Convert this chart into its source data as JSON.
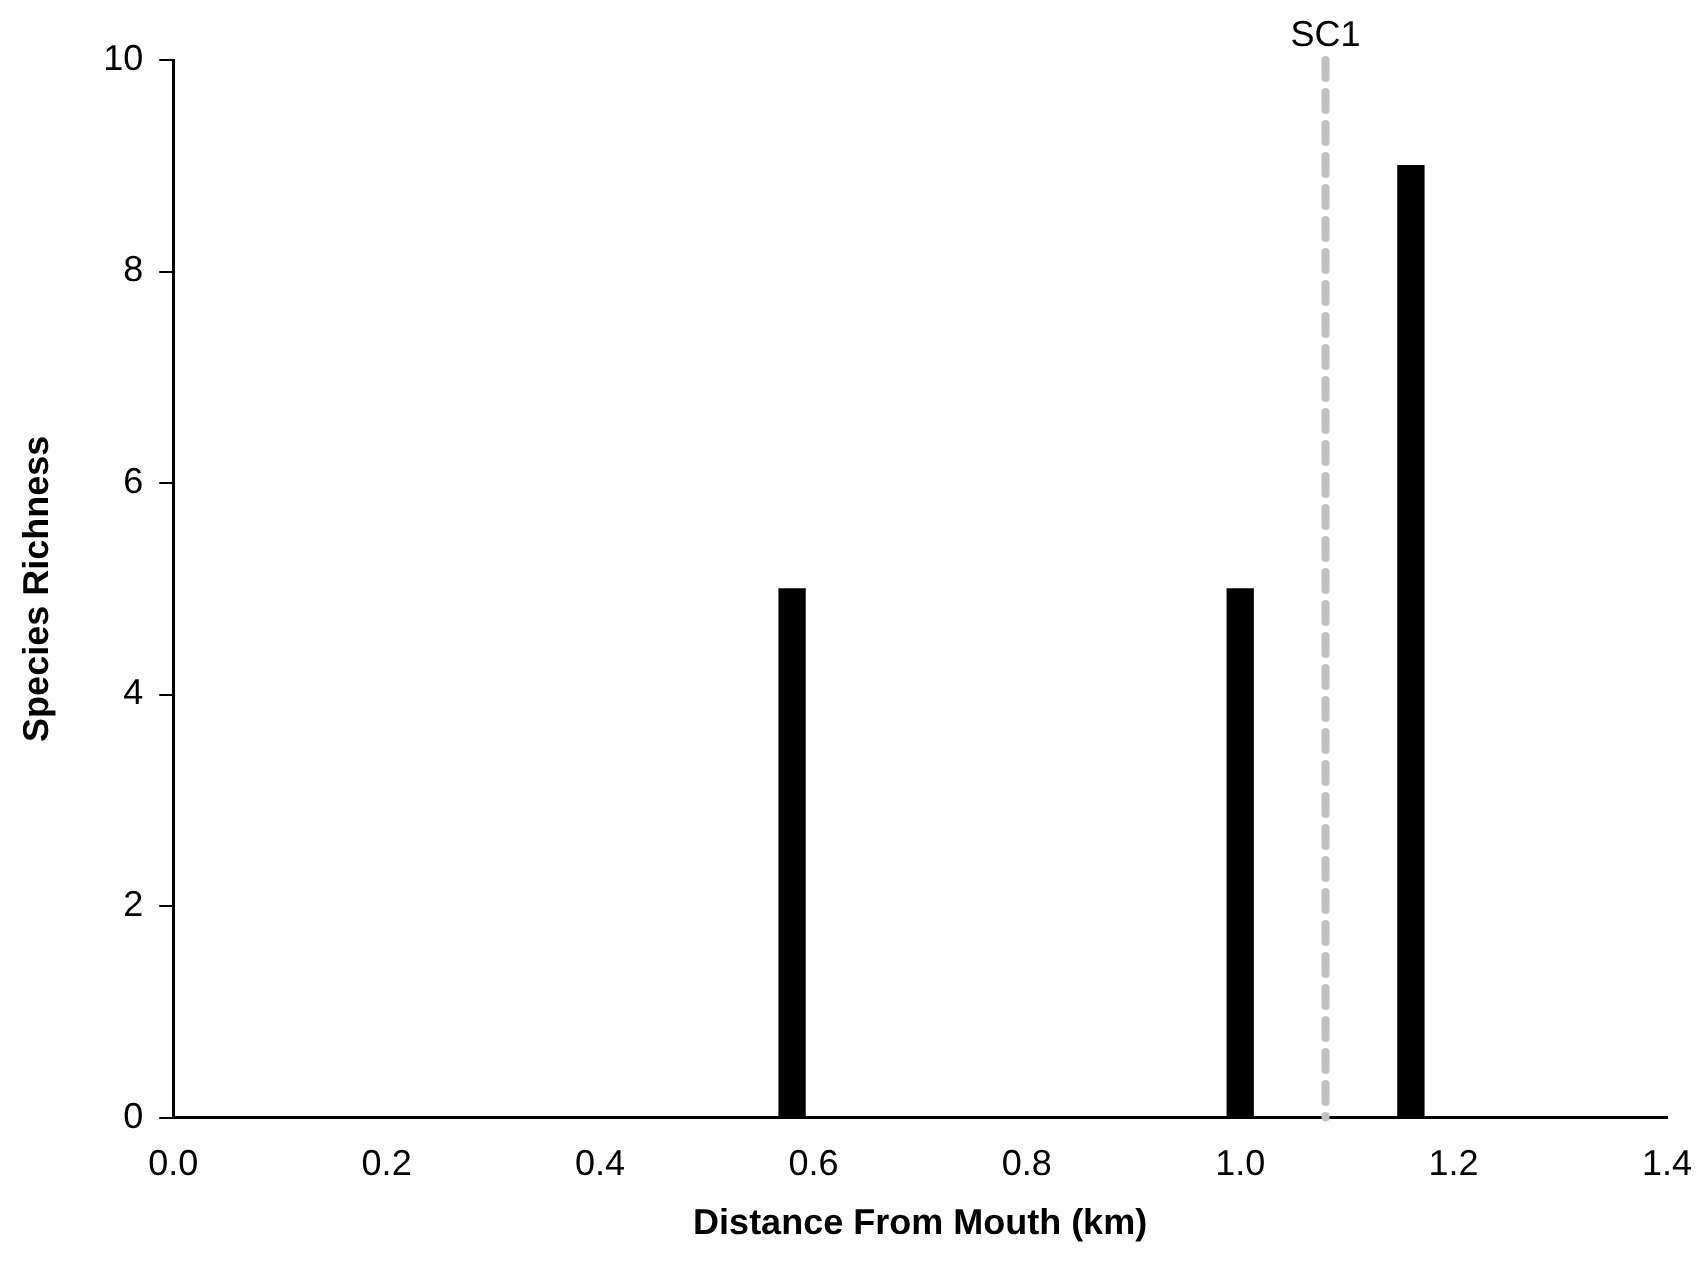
{
  "chart_data": {
    "type": "bar",
    "xlabel": "Distance From Mouth (km)",
    "ylabel": "Species Richness",
    "x": [
      0.58,
      1.0,
      1.16
    ],
    "values": [
      5,
      5,
      9
    ],
    "color": "#000000",
    "xlim": [
      0,
      1.4
    ],
    "xticks": [
      {
        "value": 0,
        "label": "0.0"
      },
      {
        "value": 0.2,
        "label": "0.2"
      },
      {
        "value": 0.4,
        "label": "0.4"
      },
      {
        "value": 0.6,
        "label": "0.6"
      },
      {
        "value": 0.8,
        "label": "0.8"
      },
      {
        "value": 1,
        "label": "1.0"
      },
      {
        "value": 1.2,
        "label": "1.2"
      },
      {
        "value": 1.4,
        "label": "1.4"
      }
    ],
    "ylim": [
      0,
      10
    ],
    "yticks": [
      0,
      2,
      4,
      6,
      8,
      10
    ],
    "grid": false,
    "legend": false,
    "ref_lines": [
      {
        "axis": "x",
        "value": 1.08,
        "label": "SC1",
        "color": "#c0c0c0",
        "line_style": "dashed"
      }
    ]
  }
}
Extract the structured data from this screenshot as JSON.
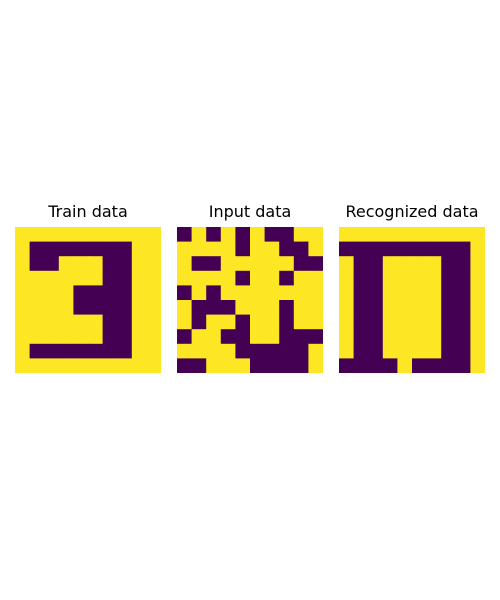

The exercise: A faithful copy of the records above is needed, with the pictures left out.

Output of the task:
Convert this chart into its source data as JSON.
{
  "chart_data": {
    "type": "bar",
    "xlabel": "Distance From Mouth (km)",
    "ylabel": "Species Richness",
    "x": [
      0.58,
      1.0,
      1.16
    ],
    "values": [
      5,
      5,
      9
    ],
    "color": "#000000",
    "xlim": [
      0,
      1.4
    ],
    "xticks": [
      {
        "value": 0,
        "label": "0.0"
      },
      {
        "value": 0.2,
        "label": "0.2"
      },
      {
        "value": 0.4,
        "label": "0.4"
      },
      {
        "value": 0.6,
        "label": "0.6"
      },
      {
        "value": 0.8,
        "label": "0.8"
      },
      {
        "value": 1,
        "label": "1.0"
      },
      {
        "value": 1.2,
        "label": "1.2"
      },
      {
        "value": 1.4,
        "label": "1.4"
      }
    ],
    "ylim": [
      0,
      10
    ],
    "yticks": [
      0,
      2,
      4,
      6,
      8,
      10
    ],
    "grid": false,
    "legend": false,
    "ref_lines": [
      {
        "axis": "x",
        "value": 1.08,
        "label": "SC1",
        "color": "#c0c0c0",
        "line_style": "dashed"
      }
    ]
  }
}
Extract the structured data from this screenshot as JSON.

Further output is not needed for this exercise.